*OBJECTIVE*
Copy the data below exactly, omitting any picture it contains.
start
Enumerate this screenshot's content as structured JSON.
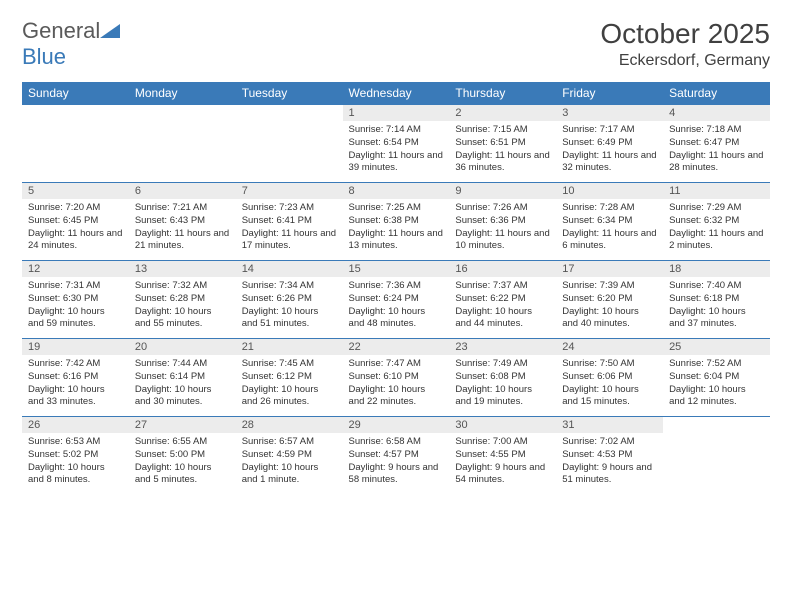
{
  "logo": {
    "word1": "General",
    "word2": "Blue"
  },
  "title": "October 2025",
  "location": "Eckersdorf, Germany",
  "colors": {
    "accent": "#3a7ab8",
    "header_text": "#ffffff",
    "daynum_bg": "#ececec",
    "text": "#333333"
  },
  "weekdays": [
    "Sunday",
    "Monday",
    "Tuesday",
    "Wednesday",
    "Thursday",
    "Friday",
    "Saturday"
  ],
  "grid": [
    [
      {
        "n": "",
        "t": ""
      },
      {
        "n": "",
        "t": ""
      },
      {
        "n": "",
        "t": ""
      },
      {
        "n": "1",
        "t": "Sunrise: 7:14 AM\nSunset: 6:54 PM\nDaylight: 11 hours and 39 minutes."
      },
      {
        "n": "2",
        "t": "Sunrise: 7:15 AM\nSunset: 6:51 PM\nDaylight: 11 hours and 36 minutes."
      },
      {
        "n": "3",
        "t": "Sunrise: 7:17 AM\nSunset: 6:49 PM\nDaylight: 11 hours and 32 minutes."
      },
      {
        "n": "4",
        "t": "Sunrise: 7:18 AM\nSunset: 6:47 PM\nDaylight: 11 hours and 28 minutes."
      }
    ],
    [
      {
        "n": "5",
        "t": "Sunrise: 7:20 AM\nSunset: 6:45 PM\nDaylight: 11 hours and 24 minutes."
      },
      {
        "n": "6",
        "t": "Sunrise: 7:21 AM\nSunset: 6:43 PM\nDaylight: 11 hours and 21 minutes."
      },
      {
        "n": "7",
        "t": "Sunrise: 7:23 AM\nSunset: 6:41 PM\nDaylight: 11 hours and 17 minutes."
      },
      {
        "n": "8",
        "t": "Sunrise: 7:25 AM\nSunset: 6:38 PM\nDaylight: 11 hours and 13 minutes."
      },
      {
        "n": "9",
        "t": "Sunrise: 7:26 AM\nSunset: 6:36 PM\nDaylight: 11 hours and 10 minutes."
      },
      {
        "n": "10",
        "t": "Sunrise: 7:28 AM\nSunset: 6:34 PM\nDaylight: 11 hours and 6 minutes."
      },
      {
        "n": "11",
        "t": "Sunrise: 7:29 AM\nSunset: 6:32 PM\nDaylight: 11 hours and 2 minutes."
      }
    ],
    [
      {
        "n": "12",
        "t": "Sunrise: 7:31 AM\nSunset: 6:30 PM\nDaylight: 10 hours and 59 minutes."
      },
      {
        "n": "13",
        "t": "Sunrise: 7:32 AM\nSunset: 6:28 PM\nDaylight: 10 hours and 55 minutes."
      },
      {
        "n": "14",
        "t": "Sunrise: 7:34 AM\nSunset: 6:26 PM\nDaylight: 10 hours and 51 minutes."
      },
      {
        "n": "15",
        "t": "Sunrise: 7:36 AM\nSunset: 6:24 PM\nDaylight: 10 hours and 48 minutes."
      },
      {
        "n": "16",
        "t": "Sunrise: 7:37 AM\nSunset: 6:22 PM\nDaylight: 10 hours and 44 minutes."
      },
      {
        "n": "17",
        "t": "Sunrise: 7:39 AM\nSunset: 6:20 PM\nDaylight: 10 hours and 40 minutes."
      },
      {
        "n": "18",
        "t": "Sunrise: 7:40 AM\nSunset: 6:18 PM\nDaylight: 10 hours and 37 minutes."
      }
    ],
    [
      {
        "n": "19",
        "t": "Sunrise: 7:42 AM\nSunset: 6:16 PM\nDaylight: 10 hours and 33 minutes."
      },
      {
        "n": "20",
        "t": "Sunrise: 7:44 AM\nSunset: 6:14 PM\nDaylight: 10 hours and 30 minutes."
      },
      {
        "n": "21",
        "t": "Sunrise: 7:45 AM\nSunset: 6:12 PM\nDaylight: 10 hours and 26 minutes."
      },
      {
        "n": "22",
        "t": "Sunrise: 7:47 AM\nSunset: 6:10 PM\nDaylight: 10 hours and 22 minutes."
      },
      {
        "n": "23",
        "t": "Sunrise: 7:49 AM\nSunset: 6:08 PM\nDaylight: 10 hours and 19 minutes."
      },
      {
        "n": "24",
        "t": "Sunrise: 7:50 AM\nSunset: 6:06 PM\nDaylight: 10 hours and 15 minutes."
      },
      {
        "n": "25",
        "t": "Sunrise: 7:52 AM\nSunset: 6:04 PM\nDaylight: 10 hours and 12 minutes."
      }
    ],
    [
      {
        "n": "26",
        "t": "Sunrise: 6:53 AM\nSunset: 5:02 PM\nDaylight: 10 hours and 8 minutes."
      },
      {
        "n": "27",
        "t": "Sunrise: 6:55 AM\nSunset: 5:00 PM\nDaylight: 10 hours and 5 minutes."
      },
      {
        "n": "28",
        "t": "Sunrise: 6:57 AM\nSunset: 4:59 PM\nDaylight: 10 hours and 1 minute."
      },
      {
        "n": "29",
        "t": "Sunrise: 6:58 AM\nSunset: 4:57 PM\nDaylight: 9 hours and 58 minutes."
      },
      {
        "n": "30",
        "t": "Sunrise: 7:00 AM\nSunset: 4:55 PM\nDaylight: 9 hours and 54 minutes."
      },
      {
        "n": "31",
        "t": "Sunrise: 7:02 AM\nSunset: 4:53 PM\nDaylight: 9 hours and 51 minutes."
      },
      {
        "n": "",
        "t": ""
      }
    ]
  ]
}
end
*SOLUTION FOR THIS EXERCISE*
Enumerate this screenshot's content as structured JSON.
{
  "logo": {
    "word1": "General",
    "word2": "Blue"
  },
  "title": "October 2025",
  "location": "Eckersdorf, Germany",
  "colors": {
    "accent": "#3a7ab8",
    "header_text": "#ffffff",
    "daynum_bg": "#ececec",
    "text": "#333333"
  },
  "weekdays": [
    "Sunday",
    "Monday",
    "Tuesday",
    "Wednesday",
    "Thursday",
    "Friday",
    "Saturday"
  ],
  "grid": [
    [
      {
        "n": "",
        "t": ""
      },
      {
        "n": "",
        "t": ""
      },
      {
        "n": "",
        "t": ""
      },
      {
        "n": "1",
        "t": "Sunrise: 7:14 AM\nSunset: 6:54 PM\nDaylight: 11 hours and 39 minutes."
      },
      {
        "n": "2",
        "t": "Sunrise: 7:15 AM\nSunset: 6:51 PM\nDaylight: 11 hours and 36 minutes."
      },
      {
        "n": "3",
        "t": "Sunrise: 7:17 AM\nSunset: 6:49 PM\nDaylight: 11 hours and 32 minutes."
      },
      {
        "n": "4",
        "t": "Sunrise: 7:18 AM\nSunset: 6:47 PM\nDaylight: 11 hours and 28 minutes."
      }
    ],
    [
      {
        "n": "5",
        "t": "Sunrise: 7:20 AM\nSunset: 6:45 PM\nDaylight: 11 hours and 24 minutes."
      },
      {
        "n": "6",
        "t": "Sunrise: 7:21 AM\nSunset: 6:43 PM\nDaylight: 11 hours and 21 minutes."
      },
      {
        "n": "7",
        "t": "Sunrise: 7:23 AM\nSunset: 6:41 PM\nDaylight: 11 hours and 17 minutes."
      },
      {
        "n": "8",
        "t": "Sunrise: 7:25 AM\nSunset: 6:38 PM\nDaylight: 11 hours and 13 minutes."
      },
      {
        "n": "9",
        "t": "Sunrise: 7:26 AM\nSunset: 6:36 PM\nDaylight: 11 hours and 10 minutes."
      },
      {
        "n": "10",
        "t": "Sunrise: 7:28 AM\nSunset: 6:34 PM\nDaylight: 11 hours and 6 minutes."
      },
      {
        "n": "11",
        "t": "Sunrise: 7:29 AM\nSunset: 6:32 PM\nDaylight: 11 hours and 2 minutes."
      }
    ],
    [
      {
        "n": "12",
        "t": "Sunrise: 7:31 AM\nSunset: 6:30 PM\nDaylight: 10 hours and 59 minutes."
      },
      {
        "n": "13",
        "t": "Sunrise: 7:32 AM\nSunset: 6:28 PM\nDaylight: 10 hours and 55 minutes."
      },
      {
        "n": "14",
        "t": "Sunrise: 7:34 AM\nSunset: 6:26 PM\nDaylight: 10 hours and 51 minutes."
      },
      {
        "n": "15",
        "t": "Sunrise: 7:36 AM\nSunset: 6:24 PM\nDaylight: 10 hours and 48 minutes."
      },
      {
        "n": "16",
        "t": "Sunrise: 7:37 AM\nSunset: 6:22 PM\nDaylight: 10 hours and 44 minutes."
      },
      {
        "n": "17",
        "t": "Sunrise: 7:39 AM\nSunset: 6:20 PM\nDaylight: 10 hours and 40 minutes."
      },
      {
        "n": "18",
        "t": "Sunrise: 7:40 AM\nSunset: 6:18 PM\nDaylight: 10 hours and 37 minutes."
      }
    ],
    [
      {
        "n": "19",
        "t": "Sunrise: 7:42 AM\nSunset: 6:16 PM\nDaylight: 10 hours and 33 minutes."
      },
      {
        "n": "20",
        "t": "Sunrise: 7:44 AM\nSunset: 6:14 PM\nDaylight: 10 hours and 30 minutes."
      },
      {
        "n": "21",
        "t": "Sunrise: 7:45 AM\nSunset: 6:12 PM\nDaylight: 10 hours and 26 minutes."
      },
      {
        "n": "22",
        "t": "Sunrise: 7:47 AM\nSunset: 6:10 PM\nDaylight: 10 hours and 22 minutes."
      },
      {
        "n": "23",
        "t": "Sunrise: 7:49 AM\nSunset: 6:08 PM\nDaylight: 10 hours and 19 minutes."
      },
      {
        "n": "24",
        "t": "Sunrise: 7:50 AM\nSunset: 6:06 PM\nDaylight: 10 hours and 15 minutes."
      },
      {
        "n": "25",
        "t": "Sunrise: 7:52 AM\nSunset: 6:04 PM\nDaylight: 10 hours and 12 minutes."
      }
    ],
    [
      {
        "n": "26",
        "t": "Sunrise: 6:53 AM\nSunset: 5:02 PM\nDaylight: 10 hours and 8 minutes."
      },
      {
        "n": "27",
        "t": "Sunrise: 6:55 AM\nSunset: 5:00 PM\nDaylight: 10 hours and 5 minutes."
      },
      {
        "n": "28",
        "t": "Sunrise: 6:57 AM\nSunset: 4:59 PM\nDaylight: 10 hours and 1 minute."
      },
      {
        "n": "29",
        "t": "Sunrise: 6:58 AM\nSunset: 4:57 PM\nDaylight: 9 hours and 58 minutes."
      },
      {
        "n": "30",
        "t": "Sunrise: 7:00 AM\nSunset: 4:55 PM\nDaylight: 9 hours and 54 minutes."
      },
      {
        "n": "31",
        "t": "Sunrise: 7:02 AM\nSunset: 4:53 PM\nDaylight: 9 hours and 51 minutes."
      },
      {
        "n": "",
        "t": ""
      }
    ]
  ]
}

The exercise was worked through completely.